TASK TO COMPLETE — Would you return the listing that follows exactly, leaving its pictures behind?

SUPPLIED DATA —
━━━━━━━━━━━━━━━━

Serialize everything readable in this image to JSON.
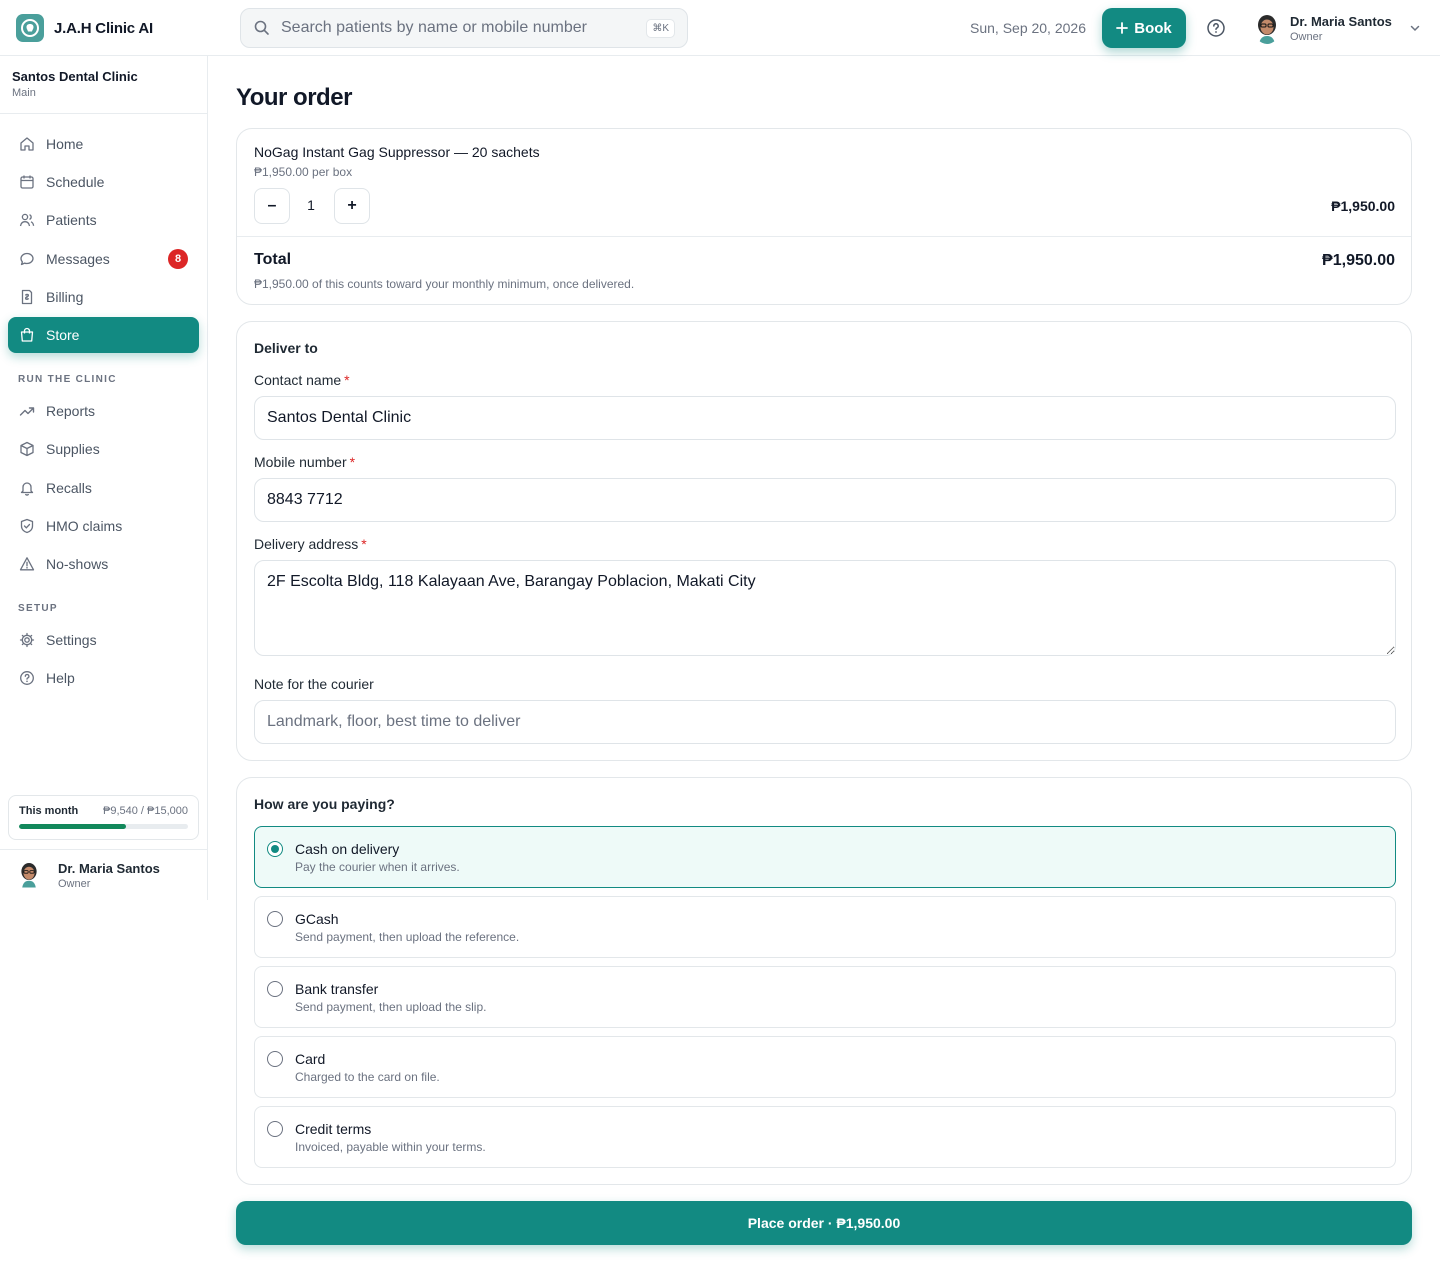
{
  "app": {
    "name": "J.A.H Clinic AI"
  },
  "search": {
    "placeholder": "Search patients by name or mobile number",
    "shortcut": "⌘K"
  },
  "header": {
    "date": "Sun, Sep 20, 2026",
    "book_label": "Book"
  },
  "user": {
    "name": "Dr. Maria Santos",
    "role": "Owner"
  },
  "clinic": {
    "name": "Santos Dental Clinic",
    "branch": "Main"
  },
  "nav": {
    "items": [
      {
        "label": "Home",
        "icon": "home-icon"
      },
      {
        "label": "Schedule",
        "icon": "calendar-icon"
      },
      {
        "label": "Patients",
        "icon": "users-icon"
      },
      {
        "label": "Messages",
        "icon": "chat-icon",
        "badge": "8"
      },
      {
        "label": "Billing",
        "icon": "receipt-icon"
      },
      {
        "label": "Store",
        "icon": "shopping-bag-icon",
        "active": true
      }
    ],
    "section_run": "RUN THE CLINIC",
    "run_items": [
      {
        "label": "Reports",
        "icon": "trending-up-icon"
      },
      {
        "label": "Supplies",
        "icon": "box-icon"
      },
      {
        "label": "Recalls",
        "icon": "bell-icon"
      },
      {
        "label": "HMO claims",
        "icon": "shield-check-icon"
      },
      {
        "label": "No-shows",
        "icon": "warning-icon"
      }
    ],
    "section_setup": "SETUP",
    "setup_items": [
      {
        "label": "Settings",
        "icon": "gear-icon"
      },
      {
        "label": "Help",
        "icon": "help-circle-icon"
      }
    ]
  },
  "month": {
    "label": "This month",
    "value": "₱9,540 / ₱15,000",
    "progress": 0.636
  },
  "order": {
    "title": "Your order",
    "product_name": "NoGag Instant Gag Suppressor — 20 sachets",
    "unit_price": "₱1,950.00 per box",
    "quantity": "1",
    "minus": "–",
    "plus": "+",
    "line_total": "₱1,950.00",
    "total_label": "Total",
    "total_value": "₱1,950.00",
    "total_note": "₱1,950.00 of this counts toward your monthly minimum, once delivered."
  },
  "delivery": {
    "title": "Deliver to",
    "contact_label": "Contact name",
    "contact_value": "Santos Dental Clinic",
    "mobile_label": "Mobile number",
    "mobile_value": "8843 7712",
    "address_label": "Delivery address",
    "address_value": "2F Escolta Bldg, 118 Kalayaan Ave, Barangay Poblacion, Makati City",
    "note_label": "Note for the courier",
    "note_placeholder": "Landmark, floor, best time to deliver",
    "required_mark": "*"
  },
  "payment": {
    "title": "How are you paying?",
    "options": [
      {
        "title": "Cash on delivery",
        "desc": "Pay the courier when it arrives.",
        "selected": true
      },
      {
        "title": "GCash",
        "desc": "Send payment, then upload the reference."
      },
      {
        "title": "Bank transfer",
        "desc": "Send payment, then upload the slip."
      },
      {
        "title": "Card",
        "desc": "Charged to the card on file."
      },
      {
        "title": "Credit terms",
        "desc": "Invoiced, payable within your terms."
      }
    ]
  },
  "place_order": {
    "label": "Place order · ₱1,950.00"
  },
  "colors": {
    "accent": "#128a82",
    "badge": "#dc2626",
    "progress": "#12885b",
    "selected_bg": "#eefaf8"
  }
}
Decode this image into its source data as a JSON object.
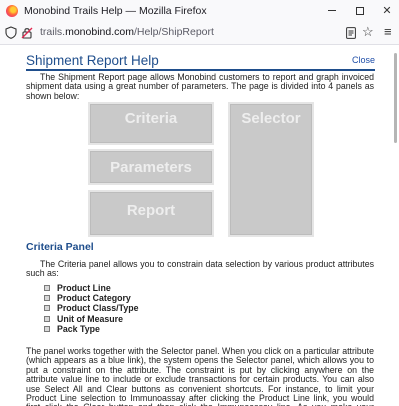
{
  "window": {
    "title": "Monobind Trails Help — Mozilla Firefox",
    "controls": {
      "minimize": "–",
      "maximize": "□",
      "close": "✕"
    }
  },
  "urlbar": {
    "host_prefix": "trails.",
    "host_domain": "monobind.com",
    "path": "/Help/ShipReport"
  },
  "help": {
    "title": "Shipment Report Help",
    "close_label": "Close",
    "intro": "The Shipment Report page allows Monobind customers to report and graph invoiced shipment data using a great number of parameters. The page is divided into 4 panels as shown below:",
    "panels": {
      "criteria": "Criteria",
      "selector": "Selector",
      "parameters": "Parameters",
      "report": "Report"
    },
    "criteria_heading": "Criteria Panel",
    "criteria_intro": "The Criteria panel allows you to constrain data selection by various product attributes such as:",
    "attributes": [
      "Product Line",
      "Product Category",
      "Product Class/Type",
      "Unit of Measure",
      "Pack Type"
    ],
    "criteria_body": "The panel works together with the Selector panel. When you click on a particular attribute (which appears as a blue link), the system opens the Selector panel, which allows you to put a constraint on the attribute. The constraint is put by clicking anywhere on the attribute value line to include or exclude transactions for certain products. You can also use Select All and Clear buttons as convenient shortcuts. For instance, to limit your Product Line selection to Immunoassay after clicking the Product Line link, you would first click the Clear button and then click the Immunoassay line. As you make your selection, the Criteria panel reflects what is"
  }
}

━━━━━━━━━━━━━━━━

SOLUTION TO THIS EXERCISE —
Serialize everything readable in this image to JSON.
{
  "app": {
    "name": "J.A.H Clinic AI"
  },
  "search": {
    "placeholder": "Search patients by name or mobile number",
    "shortcut": "⌘K"
  },
  "header": {
    "date": "Sun, Sep 20, 2026",
    "book_label": "Book"
  },
  "user": {
    "name": "Dr. Maria Santos",
    "role": "Owner"
  },
  "clinic": {
    "name": "Santos Dental Clinic",
    "branch": "Main"
  },
  "nav": {
    "items": [
      {
        "label": "Home",
        "icon": "home-icon"
      },
      {
        "label": "Schedule",
        "icon": "calendar-icon"
      },
      {
        "label": "Patients",
        "icon": "users-icon"
      },
      {
        "label": "Messages",
        "icon": "chat-icon",
        "badge": "8"
      },
      {
        "label": "Billing",
        "icon": "receipt-icon"
      },
      {
        "label": "Store",
        "icon": "shopping-bag-icon",
        "active": true
      }
    ],
    "section_run": "RUN THE CLINIC",
    "run_items": [
      {
        "label": "Reports",
        "icon": "trending-up-icon"
      },
      {
        "label": "Supplies",
        "icon": "box-icon"
      },
      {
        "label": "Recalls",
        "icon": "bell-icon"
      },
      {
        "label": "HMO claims",
        "icon": "shield-check-icon"
      },
      {
        "label": "No-shows",
        "icon": "warning-icon"
      }
    ],
    "section_setup": "SETUP",
    "setup_items": [
      {
        "label": "Settings",
        "icon": "gear-icon"
      },
      {
        "label": "Help",
        "icon": "help-circle-icon"
      }
    ]
  },
  "month": {
    "label": "This month",
    "value": "₱9,540 / ₱15,000",
    "progress": 0.636
  },
  "order": {
    "title": "Your order",
    "product_name": "NoGag Instant Gag Suppressor — 20 sachets",
    "unit_price": "₱1,950.00 per box",
    "quantity": "1",
    "minus": "–",
    "plus": "+",
    "line_total": "₱1,950.00",
    "total_label": "Total",
    "total_value": "₱1,950.00",
    "total_note": "₱1,950.00 of this counts toward your monthly minimum, once delivered."
  },
  "delivery": {
    "title": "Deliver to",
    "contact_label": "Contact name",
    "contact_value": "Santos Dental Clinic",
    "mobile_label": "Mobile number",
    "mobile_value": "8843 7712",
    "address_label": "Delivery address",
    "address_value": "2F Escolta Bldg, 118 Kalayaan Ave, Barangay Poblacion, Makati City",
    "note_label": "Note for the courier",
    "note_placeholder": "Landmark, floor, best time to deliver",
    "required_mark": "*"
  },
  "payment": {
    "title": "How are you paying?",
    "options": [
      {
        "title": "Cash on delivery",
        "desc": "Pay the courier when it arrives.",
        "selected": true
      },
      {
        "title": "GCash",
        "desc": "Send payment, then upload the reference."
      },
      {
        "title": "Bank transfer",
        "desc": "Send payment, then upload the slip."
      },
      {
        "title": "Card",
        "desc": "Charged to the card on file."
      },
      {
        "title": "Credit terms",
        "desc": "Invoiced, payable within your terms."
      }
    ]
  },
  "place_order": {
    "label": "Place order · ₱1,950.00"
  },
  "colors": {
    "accent": "#128a82",
    "badge": "#dc2626",
    "progress": "#12885b",
    "selected_bg": "#eefaf8"
  }
}
Decode this image into its source data as a JSON object.
{
  "window": {
    "title": "Monobind Trails Help — Mozilla Firefox",
    "controls": {
      "minimize": "–",
      "maximize": "□",
      "close": "✕"
    }
  },
  "urlbar": {
    "host_prefix": "trails.",
    "host_domain": "monobind.com",
    "path": "/Help/ShipReport"
  },
  "help": {
    "title": "Shipment Report Help",
    "close_label": "Close",
    "intro": "The Shipment Report page allows Monobind customers to report and graph invoiced shipment data using a great number of parameters. The page is divided into 4 panels as shown below:",
    "panels": {
      "criteria": "Criteria",
      "selector": "Selector",
      "parameters": "Parameters",
      "report": "Report"
    },
    "criteria_heading": "Criteria Panel",
    "criteria_intro": "The Criteria panel allows you to constrain data selection by various product attributes such as:",
    "attributes": [
      "Product Line",
      "Product Category",
      "Product Class/Type",
      "Unit of Measure",
      "Pack Type"
    ],
    "criteria_body": "The panel works together with the Selector panel. When you click on a particular attribute (which appears as a blue link), the system opens the Selector panel, which allows you to put a constraint on the attribute. The constraint is put by clicking anywhere on the attribute value line to include or exclude transactions for certain products. You can also use Select All and Clear buttons as convenient shortcuts. For instance, to limit your Product Line selection to Immunoassay after clicking the Product Line link, you would first click the Clear button and then click the Immunoassay line. As you make your selection, the Criteria panel reflects what is"
  }
}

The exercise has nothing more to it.